== Short exercise ==
Return every record verbatim.

Source records
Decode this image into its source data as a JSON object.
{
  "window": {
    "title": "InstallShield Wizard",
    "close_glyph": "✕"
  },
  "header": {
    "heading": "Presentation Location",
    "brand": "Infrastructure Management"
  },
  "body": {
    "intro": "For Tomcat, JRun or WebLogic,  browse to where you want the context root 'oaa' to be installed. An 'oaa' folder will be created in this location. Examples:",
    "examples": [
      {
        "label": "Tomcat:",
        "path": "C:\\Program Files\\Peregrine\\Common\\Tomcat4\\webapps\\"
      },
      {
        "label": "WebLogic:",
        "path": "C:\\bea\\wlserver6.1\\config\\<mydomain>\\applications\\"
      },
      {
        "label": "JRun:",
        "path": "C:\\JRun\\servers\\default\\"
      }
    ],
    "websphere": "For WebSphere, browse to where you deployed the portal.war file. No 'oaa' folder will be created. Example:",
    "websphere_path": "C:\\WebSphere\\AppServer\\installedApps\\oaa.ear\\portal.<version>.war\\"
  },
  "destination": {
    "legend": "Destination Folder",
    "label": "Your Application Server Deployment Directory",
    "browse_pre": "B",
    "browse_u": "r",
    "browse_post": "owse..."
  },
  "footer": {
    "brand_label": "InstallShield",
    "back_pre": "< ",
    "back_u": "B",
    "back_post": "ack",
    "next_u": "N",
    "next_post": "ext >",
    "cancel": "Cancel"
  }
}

== Correct answer ==
Decode this image into its source data as a JSON object.
{
  "window": {
    "title": "InstallShield Wizard",
    "close_glyph": "✕"
  },
  "header": {
    "heading": "Presentation Location",
    "brand": "Infrastructure Management"
  },
  "body": {
    "intro": "For Tomcat, JRun or WebLogic,  browse to where you want the context root 'oaa' to be installed. An 'oaa' folder will be created in this location. Examples:",
    "examples": [
      {
        "label": "Tomcat:",
        "path": "C:\\Program Files\\Peregrine\\Common\\Tomcat4\\webapps\\"
      },
      {
        "label": "WebLogic:",
        "path": "C:\\bea\\wlserver6.1\\config\\<mydomain>\\applications\\"
      },
      {
        "label": "JRun:",
        "path": "C:\\JRun\\servers\\default\\"
      }
    ],
    "websphere": "For WebSphere, browse to where you deployed the portal.war file. No 'oaa' folder will be created. Example:",
    "websphere_path": "C:\\WebSphere\\AppServer\\installedApps\\oaa.ear\\portal.<version>.war\\"
  },
  "destination": {
    "legend": "Destination Folder",
    "label": "Your Application Server Deployment Directory",
    "browse_pre": "B",
    "browse_u": "r",
    "browse_post": "owse..."
  },
  "footer": {
    "brand_label": "InstallShield",
    "back_pre": "< ",
    "back_u": "B",
    "back_post": "ack",
    "next_u": "N",
    "next_post": "ext >",
    "cancel": "Cancel"
  }
}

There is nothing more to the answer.